DIRECTIONS – Determine which lines contain the word "image", then copy those lines.

PROVIDED RECORDS –
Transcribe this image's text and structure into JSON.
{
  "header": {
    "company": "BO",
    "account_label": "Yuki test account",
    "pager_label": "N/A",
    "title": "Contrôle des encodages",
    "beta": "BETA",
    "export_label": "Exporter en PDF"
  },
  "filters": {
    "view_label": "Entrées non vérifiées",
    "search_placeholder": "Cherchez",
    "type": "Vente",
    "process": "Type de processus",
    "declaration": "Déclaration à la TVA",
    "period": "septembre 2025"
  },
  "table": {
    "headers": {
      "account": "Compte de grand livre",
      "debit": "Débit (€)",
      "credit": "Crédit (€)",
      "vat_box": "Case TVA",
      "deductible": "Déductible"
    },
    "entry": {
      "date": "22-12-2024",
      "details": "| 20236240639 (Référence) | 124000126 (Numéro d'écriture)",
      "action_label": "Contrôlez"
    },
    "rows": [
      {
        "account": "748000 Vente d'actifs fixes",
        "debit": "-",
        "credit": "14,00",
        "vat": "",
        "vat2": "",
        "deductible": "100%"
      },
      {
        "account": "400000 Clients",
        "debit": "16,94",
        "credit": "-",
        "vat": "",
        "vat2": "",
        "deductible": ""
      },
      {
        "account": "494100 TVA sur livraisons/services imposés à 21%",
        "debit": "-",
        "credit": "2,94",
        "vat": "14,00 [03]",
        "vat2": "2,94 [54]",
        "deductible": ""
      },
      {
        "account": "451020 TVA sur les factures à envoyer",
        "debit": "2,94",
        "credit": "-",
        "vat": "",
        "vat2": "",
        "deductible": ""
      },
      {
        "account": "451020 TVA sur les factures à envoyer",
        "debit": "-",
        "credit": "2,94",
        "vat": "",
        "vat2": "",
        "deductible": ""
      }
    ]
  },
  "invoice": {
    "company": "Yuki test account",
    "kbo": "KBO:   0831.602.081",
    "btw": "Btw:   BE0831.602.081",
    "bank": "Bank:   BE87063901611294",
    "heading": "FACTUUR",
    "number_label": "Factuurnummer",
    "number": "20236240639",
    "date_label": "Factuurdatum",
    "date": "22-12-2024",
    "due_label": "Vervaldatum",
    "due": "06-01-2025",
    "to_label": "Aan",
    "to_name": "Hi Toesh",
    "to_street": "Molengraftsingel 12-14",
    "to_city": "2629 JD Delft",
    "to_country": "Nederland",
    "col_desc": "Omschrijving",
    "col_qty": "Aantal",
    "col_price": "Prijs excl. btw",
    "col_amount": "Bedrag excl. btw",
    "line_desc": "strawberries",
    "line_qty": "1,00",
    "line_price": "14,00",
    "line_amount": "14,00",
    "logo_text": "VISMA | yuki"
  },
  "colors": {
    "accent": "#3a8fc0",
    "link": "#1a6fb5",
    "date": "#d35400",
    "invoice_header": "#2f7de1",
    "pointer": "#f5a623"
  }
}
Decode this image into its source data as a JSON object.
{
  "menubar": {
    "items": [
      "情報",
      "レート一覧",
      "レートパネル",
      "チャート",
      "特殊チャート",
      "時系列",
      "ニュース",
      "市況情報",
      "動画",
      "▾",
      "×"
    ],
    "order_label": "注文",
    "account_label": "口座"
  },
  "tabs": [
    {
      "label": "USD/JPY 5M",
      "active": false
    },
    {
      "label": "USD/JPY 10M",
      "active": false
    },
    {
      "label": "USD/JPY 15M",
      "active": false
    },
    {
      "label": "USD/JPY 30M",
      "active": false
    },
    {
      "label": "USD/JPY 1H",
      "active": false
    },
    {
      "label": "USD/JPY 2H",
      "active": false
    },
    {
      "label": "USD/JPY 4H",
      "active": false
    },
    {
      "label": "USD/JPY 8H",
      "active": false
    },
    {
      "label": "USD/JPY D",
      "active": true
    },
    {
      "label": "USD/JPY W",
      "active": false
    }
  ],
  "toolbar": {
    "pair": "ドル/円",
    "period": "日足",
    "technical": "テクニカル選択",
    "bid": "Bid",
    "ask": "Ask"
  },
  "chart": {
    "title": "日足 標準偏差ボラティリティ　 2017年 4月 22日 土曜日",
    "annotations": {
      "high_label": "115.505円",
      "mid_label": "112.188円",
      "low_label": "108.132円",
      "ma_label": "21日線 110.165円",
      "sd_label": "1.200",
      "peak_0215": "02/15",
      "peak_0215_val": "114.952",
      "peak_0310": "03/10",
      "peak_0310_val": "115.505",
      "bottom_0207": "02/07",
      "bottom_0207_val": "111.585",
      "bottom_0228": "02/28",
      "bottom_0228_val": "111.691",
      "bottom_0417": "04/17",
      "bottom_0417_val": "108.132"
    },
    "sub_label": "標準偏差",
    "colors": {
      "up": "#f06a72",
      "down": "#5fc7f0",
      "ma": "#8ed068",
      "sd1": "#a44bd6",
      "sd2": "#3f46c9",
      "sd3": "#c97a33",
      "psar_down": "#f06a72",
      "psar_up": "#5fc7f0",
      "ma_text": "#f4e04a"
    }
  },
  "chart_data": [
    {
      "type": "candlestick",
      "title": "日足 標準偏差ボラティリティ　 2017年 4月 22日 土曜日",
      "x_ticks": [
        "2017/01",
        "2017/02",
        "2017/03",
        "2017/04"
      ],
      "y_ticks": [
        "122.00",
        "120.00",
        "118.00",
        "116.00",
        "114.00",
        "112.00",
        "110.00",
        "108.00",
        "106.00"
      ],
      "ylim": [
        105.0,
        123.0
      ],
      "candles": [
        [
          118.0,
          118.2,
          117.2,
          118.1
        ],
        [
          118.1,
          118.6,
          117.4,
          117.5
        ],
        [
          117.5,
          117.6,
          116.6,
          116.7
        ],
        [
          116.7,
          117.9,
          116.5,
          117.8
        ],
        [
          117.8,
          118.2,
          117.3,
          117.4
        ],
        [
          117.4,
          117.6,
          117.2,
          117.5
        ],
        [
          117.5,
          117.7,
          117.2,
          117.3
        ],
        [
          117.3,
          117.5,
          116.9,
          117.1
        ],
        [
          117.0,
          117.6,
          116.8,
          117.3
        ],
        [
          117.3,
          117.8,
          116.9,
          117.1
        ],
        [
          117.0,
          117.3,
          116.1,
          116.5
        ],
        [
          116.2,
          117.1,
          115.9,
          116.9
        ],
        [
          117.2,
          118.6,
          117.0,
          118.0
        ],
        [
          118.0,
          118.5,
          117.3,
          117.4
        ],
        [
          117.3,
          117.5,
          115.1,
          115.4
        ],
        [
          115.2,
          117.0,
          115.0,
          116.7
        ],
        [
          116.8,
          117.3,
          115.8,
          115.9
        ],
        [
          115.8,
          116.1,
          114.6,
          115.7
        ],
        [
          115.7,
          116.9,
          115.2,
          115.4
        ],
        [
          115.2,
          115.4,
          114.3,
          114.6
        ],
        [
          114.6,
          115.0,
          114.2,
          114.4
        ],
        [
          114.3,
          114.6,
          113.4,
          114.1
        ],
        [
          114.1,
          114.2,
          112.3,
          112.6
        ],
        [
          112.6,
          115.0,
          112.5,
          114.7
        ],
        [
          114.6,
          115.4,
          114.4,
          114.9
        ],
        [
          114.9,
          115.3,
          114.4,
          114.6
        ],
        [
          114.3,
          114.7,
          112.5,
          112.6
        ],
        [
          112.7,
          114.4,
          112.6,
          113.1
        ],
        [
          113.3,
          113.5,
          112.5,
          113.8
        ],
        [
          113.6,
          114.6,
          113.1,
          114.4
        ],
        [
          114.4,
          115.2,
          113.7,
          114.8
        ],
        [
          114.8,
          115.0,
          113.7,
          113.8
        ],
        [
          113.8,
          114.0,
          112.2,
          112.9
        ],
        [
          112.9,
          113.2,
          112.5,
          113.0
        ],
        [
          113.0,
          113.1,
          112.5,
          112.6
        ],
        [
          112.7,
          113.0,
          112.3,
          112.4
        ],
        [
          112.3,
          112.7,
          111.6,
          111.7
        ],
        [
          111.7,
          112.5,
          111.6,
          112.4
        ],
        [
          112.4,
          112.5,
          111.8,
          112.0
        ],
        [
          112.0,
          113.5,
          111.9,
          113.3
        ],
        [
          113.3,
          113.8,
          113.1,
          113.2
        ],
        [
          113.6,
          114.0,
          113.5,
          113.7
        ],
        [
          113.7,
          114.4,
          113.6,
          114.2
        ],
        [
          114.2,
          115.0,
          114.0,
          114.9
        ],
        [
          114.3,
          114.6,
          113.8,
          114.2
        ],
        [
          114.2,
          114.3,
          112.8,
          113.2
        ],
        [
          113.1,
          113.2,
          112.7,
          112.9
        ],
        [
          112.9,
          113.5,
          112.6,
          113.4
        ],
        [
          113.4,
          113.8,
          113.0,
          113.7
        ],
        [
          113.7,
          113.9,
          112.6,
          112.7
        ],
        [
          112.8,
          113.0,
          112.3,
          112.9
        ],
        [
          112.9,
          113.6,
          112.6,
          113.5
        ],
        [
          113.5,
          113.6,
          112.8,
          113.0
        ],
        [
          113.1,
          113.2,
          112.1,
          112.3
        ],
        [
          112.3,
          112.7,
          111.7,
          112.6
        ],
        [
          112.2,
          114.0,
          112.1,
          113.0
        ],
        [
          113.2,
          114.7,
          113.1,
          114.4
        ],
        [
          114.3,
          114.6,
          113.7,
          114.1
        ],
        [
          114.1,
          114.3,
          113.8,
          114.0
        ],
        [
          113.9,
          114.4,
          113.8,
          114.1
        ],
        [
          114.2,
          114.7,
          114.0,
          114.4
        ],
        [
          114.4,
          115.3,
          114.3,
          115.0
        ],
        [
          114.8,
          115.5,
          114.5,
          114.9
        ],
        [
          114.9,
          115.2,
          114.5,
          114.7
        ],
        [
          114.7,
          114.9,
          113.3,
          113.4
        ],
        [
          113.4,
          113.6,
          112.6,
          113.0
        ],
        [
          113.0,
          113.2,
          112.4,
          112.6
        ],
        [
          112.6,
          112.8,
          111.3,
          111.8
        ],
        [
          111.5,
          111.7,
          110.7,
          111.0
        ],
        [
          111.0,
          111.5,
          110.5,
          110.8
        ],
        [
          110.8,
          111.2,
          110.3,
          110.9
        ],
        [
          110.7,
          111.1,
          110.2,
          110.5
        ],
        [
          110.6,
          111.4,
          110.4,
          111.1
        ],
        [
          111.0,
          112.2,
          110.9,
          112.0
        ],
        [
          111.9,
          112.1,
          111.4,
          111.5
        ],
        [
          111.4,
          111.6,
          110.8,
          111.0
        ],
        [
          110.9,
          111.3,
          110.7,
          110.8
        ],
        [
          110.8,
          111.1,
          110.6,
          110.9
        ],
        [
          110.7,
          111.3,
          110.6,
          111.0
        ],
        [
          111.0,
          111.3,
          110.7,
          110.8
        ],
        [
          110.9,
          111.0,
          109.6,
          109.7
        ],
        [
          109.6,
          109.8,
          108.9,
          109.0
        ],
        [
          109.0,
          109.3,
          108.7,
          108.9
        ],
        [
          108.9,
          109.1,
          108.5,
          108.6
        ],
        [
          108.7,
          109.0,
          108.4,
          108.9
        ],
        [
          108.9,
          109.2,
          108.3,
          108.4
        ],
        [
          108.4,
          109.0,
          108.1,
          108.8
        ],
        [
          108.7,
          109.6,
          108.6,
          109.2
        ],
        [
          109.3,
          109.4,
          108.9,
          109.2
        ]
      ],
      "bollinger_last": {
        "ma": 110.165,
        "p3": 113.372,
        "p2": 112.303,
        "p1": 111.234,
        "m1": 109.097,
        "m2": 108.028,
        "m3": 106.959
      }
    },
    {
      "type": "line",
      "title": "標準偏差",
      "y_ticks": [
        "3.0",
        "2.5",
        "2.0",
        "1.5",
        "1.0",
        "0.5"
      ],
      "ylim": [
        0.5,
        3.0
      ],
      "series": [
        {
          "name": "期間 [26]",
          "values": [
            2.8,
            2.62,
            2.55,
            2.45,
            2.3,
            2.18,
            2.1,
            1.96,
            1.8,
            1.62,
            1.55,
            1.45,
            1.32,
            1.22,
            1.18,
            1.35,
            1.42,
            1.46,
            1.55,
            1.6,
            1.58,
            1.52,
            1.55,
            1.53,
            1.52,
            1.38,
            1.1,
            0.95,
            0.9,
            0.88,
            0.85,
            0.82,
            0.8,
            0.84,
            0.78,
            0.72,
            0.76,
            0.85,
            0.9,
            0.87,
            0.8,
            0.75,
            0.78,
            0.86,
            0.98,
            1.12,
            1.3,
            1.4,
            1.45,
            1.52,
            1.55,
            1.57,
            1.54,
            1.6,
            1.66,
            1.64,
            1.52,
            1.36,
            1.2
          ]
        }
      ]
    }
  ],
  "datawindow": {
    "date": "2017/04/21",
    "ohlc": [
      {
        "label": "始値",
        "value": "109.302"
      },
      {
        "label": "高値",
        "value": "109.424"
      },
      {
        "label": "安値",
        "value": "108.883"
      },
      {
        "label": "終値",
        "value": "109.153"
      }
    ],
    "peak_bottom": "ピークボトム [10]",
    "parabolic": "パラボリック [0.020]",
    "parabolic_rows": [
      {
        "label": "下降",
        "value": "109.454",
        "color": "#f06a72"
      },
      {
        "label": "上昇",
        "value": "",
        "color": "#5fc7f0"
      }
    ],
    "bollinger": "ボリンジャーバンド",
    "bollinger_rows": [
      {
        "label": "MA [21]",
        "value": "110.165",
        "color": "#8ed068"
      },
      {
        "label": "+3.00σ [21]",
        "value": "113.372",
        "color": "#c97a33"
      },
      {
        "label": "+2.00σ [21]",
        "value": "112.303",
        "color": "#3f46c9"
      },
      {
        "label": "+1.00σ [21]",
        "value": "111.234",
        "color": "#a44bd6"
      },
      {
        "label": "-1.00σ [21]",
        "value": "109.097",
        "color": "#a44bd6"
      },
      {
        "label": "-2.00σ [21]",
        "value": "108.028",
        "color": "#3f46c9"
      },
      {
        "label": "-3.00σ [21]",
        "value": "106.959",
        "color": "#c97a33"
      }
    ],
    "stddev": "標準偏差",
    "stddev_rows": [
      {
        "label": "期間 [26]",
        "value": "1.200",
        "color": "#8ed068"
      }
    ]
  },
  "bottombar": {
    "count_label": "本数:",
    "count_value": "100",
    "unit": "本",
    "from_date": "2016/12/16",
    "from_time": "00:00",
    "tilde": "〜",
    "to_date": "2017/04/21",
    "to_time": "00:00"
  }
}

THE ANSWER –
Transcribe this image's text and structure into JSON.
Decode this image into its source data as a JSON object.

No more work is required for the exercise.